EXCERPTED RECORDS:
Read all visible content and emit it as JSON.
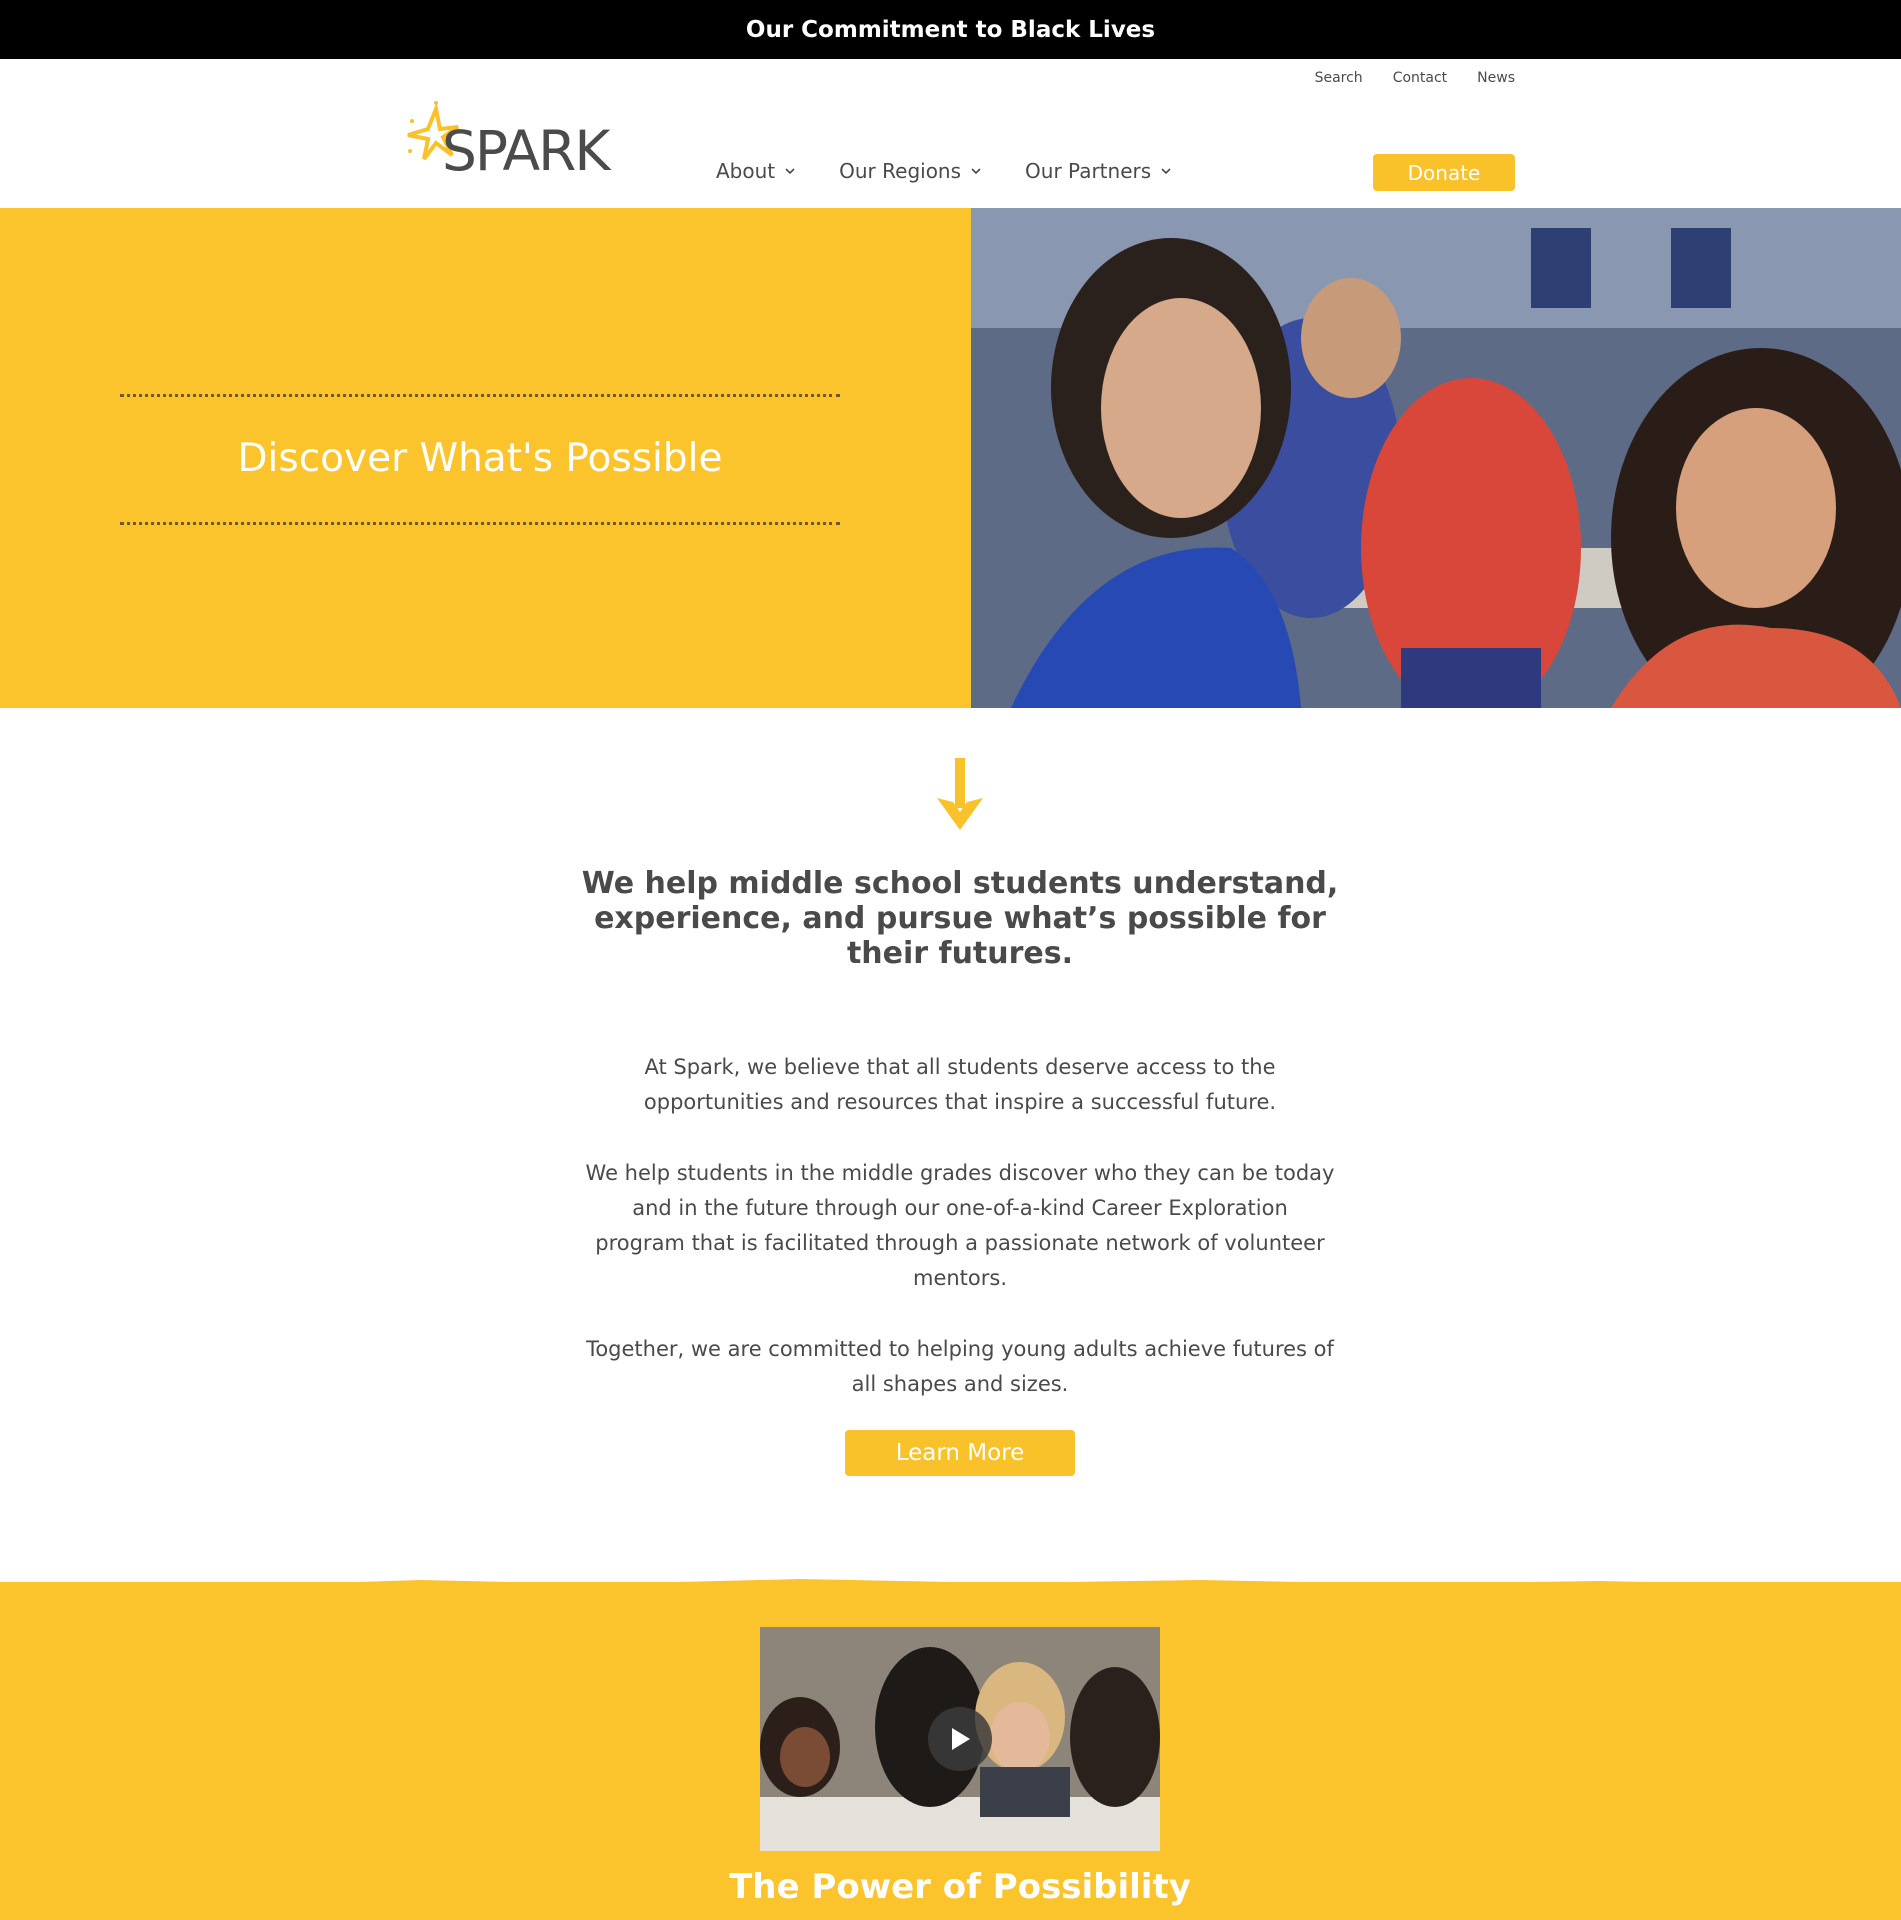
{
  "topbar": {
    "link": "Our Commitment to Black Lives"
  },
  "header": {
    "utility": [
      "Search",
      "Contact",
      "News"
    ],
    "logo_text": "SPARK",
    "nav": [
      "About",
      "Our Regions",
      "Our Partners"
    ],
    "donate": "Donate"
  },
  "hero": {
    "title": "Discover What's Possible"
  },
  "intro": {
    "headline": "We help middle school students understand, experience, and pursue what’s possible for their futures.",
    "p1": "At Spark, we believe that all students deserve access to the opportunities and resources that inspire a successful future.",
    "p2": "We help students in the middle grades discover who they can be today and in the future through our one-of-a-kind Career Exploration program that is facilitated through a passionate network of volunteer mentors.",
    "p3": "Together, we are committed to helping young adults achieve futures of all shapes and sizes.",
    "cta": "Learn More"
  },
  "video_section": {
    "title": "The Power of Possibility"
  },
  "colors": {
    "accent": "#fbc42d",
    "button": "#f9c22b",
    "text": "#4a4a4a",
    "topbar": "#000000"
  }
}
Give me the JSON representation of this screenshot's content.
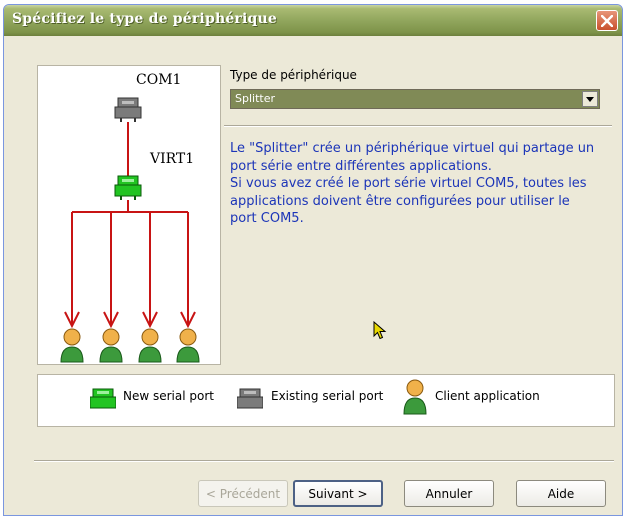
{
  "window": {
    "title": "Spécifiez le type de périphérique"
  },
  "diagram": {
    "com_label": "COM1",
    "virt_label": "VIRT1"
  },
  "field": {
    "label": "Type de périphérique",
    "value": "Splitter"
  },
  "description": [
    "Le \"Splitter\" crée un périphérique virtuel qui partage un port série entre différentes applications.",
    "Si vous avez créé le port série virtuel COM5, toutes les applications doivent être configurées pour utiliser le port COM5."
  ],
  "legend": {
    "new_port": "New serial port",
    "existing_port": "Existing serial port",
    "client_app": "Client application"
  },
  "buttons": {
    "back": "< Précédent",
    "next": "Suivant >",
    "cancel": "Annuler",
    "help": "Aide"
  },
  "colors": {
    "accent_text": "#1c35b8",
    "new_port": "#22c422",
    "existing_port": "#7b7b7b",
    "arrow": "#c81414"
  }
}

STATED GOAL:
Return only the number of lines in the preceding records that contain the string "virtuel".

ANSWER IN FULL:
2